REQUIREMENTS: Write out the data again in full, exactly as it reads.

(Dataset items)
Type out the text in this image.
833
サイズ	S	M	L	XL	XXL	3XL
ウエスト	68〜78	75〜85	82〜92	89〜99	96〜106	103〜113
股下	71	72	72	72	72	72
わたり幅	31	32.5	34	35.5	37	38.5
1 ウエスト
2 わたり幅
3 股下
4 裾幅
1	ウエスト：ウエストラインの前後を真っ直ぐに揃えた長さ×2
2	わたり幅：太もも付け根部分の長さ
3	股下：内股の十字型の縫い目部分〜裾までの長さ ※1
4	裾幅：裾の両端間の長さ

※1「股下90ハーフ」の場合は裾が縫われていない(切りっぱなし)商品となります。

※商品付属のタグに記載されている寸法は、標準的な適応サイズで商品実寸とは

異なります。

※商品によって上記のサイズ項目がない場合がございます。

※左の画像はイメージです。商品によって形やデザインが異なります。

FINISHED EXERCISE:
Type out the text in this image.
833
サイズ	S	M	L	XL	XXL	3XL
ウエスト	68〜78	75〜85	82〜92	89〜99	96〜106	103〜113
股下	71	72	72	72	72	72
わたり幅	31	32.5	34	35.5	37	38.5
1 ウエスト
2 わたり幅
3 股下
4 裾幅
1	ウエスト：ウエストラインの前後を真っ直ぐに揃えた長さ×2
2	わたり幅：太もも付け根部分の長さ
3	股下：内股の十字型の縫い目部分〜裾までの長さ ※1
4	裾幅：裾の両端間の長さ

※1「股下90ハーフ」の場合は裾が縫われていない(切りっぱなし)商品となります。

※商品付属のタグに記載されている寸法は、標準的な適応サイズで商品実寸とは

異なります。

※商品によって上記のサイズ項目がない場合がございます。

※左の画像はイメージです。商品によって形やデザインが異なります。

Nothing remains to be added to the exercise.